# Do this
Set each line of the material below into a numbered list, omitting any blank lines.

# The records
-*-*-

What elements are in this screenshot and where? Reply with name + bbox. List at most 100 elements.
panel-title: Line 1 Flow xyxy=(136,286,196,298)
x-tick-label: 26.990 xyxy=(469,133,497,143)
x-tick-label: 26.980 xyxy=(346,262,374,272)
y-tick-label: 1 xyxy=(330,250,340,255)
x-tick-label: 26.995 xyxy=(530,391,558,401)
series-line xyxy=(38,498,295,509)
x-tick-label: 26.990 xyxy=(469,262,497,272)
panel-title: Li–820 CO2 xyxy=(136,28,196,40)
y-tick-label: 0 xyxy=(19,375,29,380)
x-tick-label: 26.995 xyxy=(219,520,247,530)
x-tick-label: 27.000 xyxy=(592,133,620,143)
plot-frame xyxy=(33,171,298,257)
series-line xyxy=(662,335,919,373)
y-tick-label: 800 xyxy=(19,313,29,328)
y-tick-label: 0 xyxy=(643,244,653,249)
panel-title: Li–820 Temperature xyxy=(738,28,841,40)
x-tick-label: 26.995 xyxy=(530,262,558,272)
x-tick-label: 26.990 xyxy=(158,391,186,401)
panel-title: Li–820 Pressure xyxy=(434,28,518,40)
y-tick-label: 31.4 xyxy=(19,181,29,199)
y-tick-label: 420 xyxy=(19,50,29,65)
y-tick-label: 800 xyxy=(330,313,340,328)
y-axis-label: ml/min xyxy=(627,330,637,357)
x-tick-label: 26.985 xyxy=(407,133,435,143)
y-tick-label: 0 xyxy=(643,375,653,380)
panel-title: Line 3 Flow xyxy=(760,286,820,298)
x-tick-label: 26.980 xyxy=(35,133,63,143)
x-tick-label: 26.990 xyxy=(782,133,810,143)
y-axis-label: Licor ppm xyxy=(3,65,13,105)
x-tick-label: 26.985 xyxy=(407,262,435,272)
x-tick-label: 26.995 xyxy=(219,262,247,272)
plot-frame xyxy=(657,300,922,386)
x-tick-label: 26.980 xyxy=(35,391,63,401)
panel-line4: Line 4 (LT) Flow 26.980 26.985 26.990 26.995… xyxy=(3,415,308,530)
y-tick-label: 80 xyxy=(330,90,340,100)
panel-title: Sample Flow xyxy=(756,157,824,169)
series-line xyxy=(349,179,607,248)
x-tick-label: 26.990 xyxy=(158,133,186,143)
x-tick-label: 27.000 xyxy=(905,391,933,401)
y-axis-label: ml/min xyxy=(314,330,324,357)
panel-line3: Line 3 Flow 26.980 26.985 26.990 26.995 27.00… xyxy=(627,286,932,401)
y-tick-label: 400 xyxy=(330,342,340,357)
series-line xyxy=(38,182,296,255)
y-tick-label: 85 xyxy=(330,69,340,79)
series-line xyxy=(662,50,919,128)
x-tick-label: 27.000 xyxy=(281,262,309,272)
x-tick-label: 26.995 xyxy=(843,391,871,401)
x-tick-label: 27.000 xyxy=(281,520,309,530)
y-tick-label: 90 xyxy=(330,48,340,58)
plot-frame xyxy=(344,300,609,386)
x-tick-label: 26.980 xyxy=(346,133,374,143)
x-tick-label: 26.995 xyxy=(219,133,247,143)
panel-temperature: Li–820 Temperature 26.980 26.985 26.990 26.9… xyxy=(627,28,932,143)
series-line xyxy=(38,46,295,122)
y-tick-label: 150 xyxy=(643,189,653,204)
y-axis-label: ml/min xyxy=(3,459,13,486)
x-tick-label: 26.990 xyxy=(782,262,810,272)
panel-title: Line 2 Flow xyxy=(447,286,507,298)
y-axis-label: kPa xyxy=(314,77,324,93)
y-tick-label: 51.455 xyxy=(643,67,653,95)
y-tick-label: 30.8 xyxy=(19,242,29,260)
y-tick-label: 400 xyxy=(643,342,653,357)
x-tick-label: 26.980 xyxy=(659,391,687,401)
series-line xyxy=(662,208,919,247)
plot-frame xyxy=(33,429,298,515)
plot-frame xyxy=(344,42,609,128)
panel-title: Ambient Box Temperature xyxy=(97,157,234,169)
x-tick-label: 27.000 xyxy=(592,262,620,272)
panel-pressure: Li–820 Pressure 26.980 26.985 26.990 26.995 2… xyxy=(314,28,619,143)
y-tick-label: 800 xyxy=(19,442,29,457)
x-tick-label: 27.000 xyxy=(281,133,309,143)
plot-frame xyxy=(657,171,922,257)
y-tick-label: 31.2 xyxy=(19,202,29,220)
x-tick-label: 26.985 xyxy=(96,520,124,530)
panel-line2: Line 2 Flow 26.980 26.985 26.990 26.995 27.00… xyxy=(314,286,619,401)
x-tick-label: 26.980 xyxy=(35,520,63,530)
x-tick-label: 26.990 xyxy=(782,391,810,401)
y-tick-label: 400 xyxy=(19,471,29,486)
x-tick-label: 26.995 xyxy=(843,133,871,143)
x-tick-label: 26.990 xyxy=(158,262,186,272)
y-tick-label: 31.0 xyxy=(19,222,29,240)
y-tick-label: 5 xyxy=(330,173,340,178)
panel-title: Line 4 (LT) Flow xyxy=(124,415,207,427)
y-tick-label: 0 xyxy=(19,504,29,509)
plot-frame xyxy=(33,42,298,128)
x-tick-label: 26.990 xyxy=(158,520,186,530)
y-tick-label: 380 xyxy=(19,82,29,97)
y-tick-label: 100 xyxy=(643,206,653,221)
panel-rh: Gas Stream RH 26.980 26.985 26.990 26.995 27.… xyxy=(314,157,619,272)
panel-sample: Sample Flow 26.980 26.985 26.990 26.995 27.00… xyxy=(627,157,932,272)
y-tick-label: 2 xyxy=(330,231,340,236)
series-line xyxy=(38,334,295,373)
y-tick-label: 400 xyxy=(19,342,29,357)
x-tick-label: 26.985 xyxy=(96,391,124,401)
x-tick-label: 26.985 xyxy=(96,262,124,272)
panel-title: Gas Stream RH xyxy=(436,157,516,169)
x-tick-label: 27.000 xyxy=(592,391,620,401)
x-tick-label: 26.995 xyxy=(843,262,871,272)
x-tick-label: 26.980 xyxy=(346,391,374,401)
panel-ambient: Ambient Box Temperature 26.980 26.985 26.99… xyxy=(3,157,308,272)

-*-*-

# The response
1. What elements are in this screenshot and where? Reply with name + bbox. List at most 100 elements.
2. panel-title: Line 1 Flow xyxy=(136,286,196,298)
3. x-tick-label: 26.990 xyxy=(469,133,497,143)
4. x-tick-label: 26.980 xyxy=(346,262,374,272)
5. y-tick-label: 1 xyxy=(330,250,340,255)
6. x-tick-label: 26.995 xyxy=(530,391,558,401)
7. series-line xyxy=(38,498,295,509)
8. x-tick-label: 26.990 xyxy=(469,262,497,272)
9. panel-title: Li–820 CO2 xyxy=(136,28,196,40)
10. y-tick-label: 0 xyxy=(19,375,29,380)
11. x-tick-label: 26.995 xyxy=(219,520,247,530)
12. x-tick-label: 27.000 xyxy=(592,133,620,143)
13. plot-frame xyxy=(33,171,298,257)
14. series-line xyxy=(662,335,919,373)
15. y-tick-label: 800 xyxy=(19,313,29,328)
16. y-tick-label: 0 xyxy=(643,244,653,249)
17. panel-title: Li–820 Temperature xyxy=(738,28,841,40)
18. x-tick-label: 26.995 xyxy=(530,262,558,272)
19. x-tick-label: 26.990 xyxy=(158,391,186,401)
20. panel-title: Li–820 Pressure xyxy=(434,28,518,40)
21. y-tick-label: 31.4 xyxy=(19,181,29,199)
22. y-tick-label: 420 xyxy=(19,50,29,65)
23. y-tick-label: 800 xyxy=(330,313,340,328)
24. y-axis-label: ml/min xyxy=(627,330,637,357)
25. x-tick-label: 26.985 xyxy=(407,133,435,143)
26. y-tick-label: 0 xyxy=(643,375,653,380)
27. panel-title: Line 3 Flow xyxy=(760,286,820,298)
28. x-tick-label: 26.980 xyxy=(35,133,63,143)
29. x-tick-label: 26.990 xyxy=(782,133,810,143)
30. y-axis-label: Licor ppm xyxy=(3,65,13,105)
31. x-tick-label: 26.985 xyxy=(407,262,435,272)
32. x-tick-label: 26.995 xyxy=(219,262,247,272)
33. plot-frame xyxy=(657,300,922,386)
34. x-tick-label: 26.980 xyxy=(35,391,63,401)
35. panel-line4: Line 4 (LT) Flow 26.980 26.985 26.990 26.995… xyxy=(3,415,308,530)
36. y-tick-label: 80 xyxy=(330,90,340,100)
37. panel-title: Sample Flow xyxy=(756,157,824,169)
38. series-line xyxy=(349,179,607,248)
39. x-tick-label: 26.990 xyxy=(158,133,186,143)
40. x-tick-label: 27.000 xyxy=(905,391,933,401)
41. y-axis-label: ml/min xyxy=(314,330,324,357)
42. panel-line3: Line 3 Flow 26.980 26.985 26.990 26.995 27.00… xyxy=(627,286,932,401)
43. y-tick-label: 400 xyxy=(330,342,340,357)
44. series-line xyxy=(38,182,296,255)
45. y-tick-label: 85 xyxy=(330,69,340,79)
46. series-line xyxy=(662,50,919,128)
47. x-tick-label: 27.000 xyxy=(281,262,309,272)
48. x-tick-label: 26.995 xyxy=(843,391,871,401)
49. x-tick-label: 27.000 xyxy=(281,520,309,530)
50. y-tick-label: 90 xyxy=(330,48,340,58)
51. plot-frame xyxy=(344,300,609,386)
52. x-tick-label: 26.980 xyxy=(346,133,374,143)
53. x-tick-label: 26.995 xyxy=(219,133,247,143)
54. panel-temperature: Li–820 Temperature 26.980 26.985 26.990 26.9… xyxy=(627,28,932,143)
55. series-line xyxy=(38,46,295,122)
56. y-tick-label: 150 xyxy=(643,189,653,204)
57. y-axis-label: ml/min xyxy=(3,459,13,486)
58. x-tick-label: 26.990 xyxy=(782,262,810,272)
59. panel-title: Line 2 Flow xyxy=(447,286,507,298)
60. y-axis-label: kPa xyxy=(314,77,324,93)
61. y-tick-label: 51.455 xyxy=(643,67,653,95)
62. y-tick-label: 30.8 xyxy=(19,242,29,260)
63. y-tick-label: 400 xyxy=(643,342,653,357)
64. x-tick-label: 26.980 xyxy=(659,391,687,401)
65. series-line xyxy=(662,208,919,247)
66. plot-frame xyxy=(33,429,298,515)
67. plot-frame xyxy=(344,42,609,128)
68. panel-title: Ambient Box Temperature xyxy=(97,157,234,169)
69. x-tick-label: 27.000 xyxy=(592,262,620,272)
70. panel-pressure: Li–820 Pressure 26.980 26.985 26.990 26.995 2… xyxy=(314,28,619,143)
71. y-tick-label: 800 xyxy=(19,442,29,457)
72. x-tick-label: 27.000 xyxy=(281,133,309,143)
73. plot-frame xyxy=(657,171,922,257)
74. y-tick-label: 31.2 xyxy=(19,202,29,220)
75. x-tick-label: 26.985 xyxy=(96,520,124,530)
76. panel-line2: Line 2 Flow 26.980 26.985 26.990 26.995 27.00… xyxy=(314,286,619,401)
77. x-tick-label: 26.980 xyxy=(35,520,63,530)
78. x-tick-label: 26.990 xyxy=(782,391,810,401)
79. y-tick-label: 400 xyxy=(19,471,29,486)
80. x-tick-label: 26.995 xyxy=(843,133,871,143)
81. x-tick-label: 26.990 xyxy=(158,262,186,272)
82. y-tick-label: 31.0 xyxy=(19,222,29,240)
83. y-tick-label: 5 xyxy=(330,173,340,178)
84. panel-title: Line 4 (LT) Flow xyxy=(124,415,207,427)
85. y-tick-label: 0 xyxy=(19,504,29,509)
86. plot-frame xyxy=(33,42,298,128)
87. x-tick-label: 26.990 xyxy=(158,520,186,530)
88. y-tick-label: 380 xyxy=(19,82,29,97)
89. y-tick-label: 100 xyxy=(643,206,653,221)
90. panel-rh: Gas Stream RH 26.980 26.985 26.990 26.995 27.… xyxy=(314,157,619,272)
91. panel-sample: Sample Flow 26.980 26.985 26.990 26.995 27.00… xyxy=(627,157,932,272)
92. y-tick-label: 2 xyxy=(330,231,340,236)
93. series-line xyxy=(38,334,295,373)
94. y-tick-label: 400 xyxy=(19,342,29,357)
95. x-tick-label: 26.985 xyxy=(96,391,124,401)
96. x-tick-label: 26.985 xyxy=(96,262,124,272)
97. panel-title: Gas Stream RH xyxy=(436,157,516,169)
98. x-tick-label: 27.000 xyxy=(592,391,620,401)
99. x-tick-label: 26.995 xyxy=(843,262,871,272)
100. x-tick-label: 26.980 xyxy=(346,391,374,401)
101. panel-ambient: Ambient Box Temperature 26.980 26.985 26.99… xyxy=(3,157,308,272)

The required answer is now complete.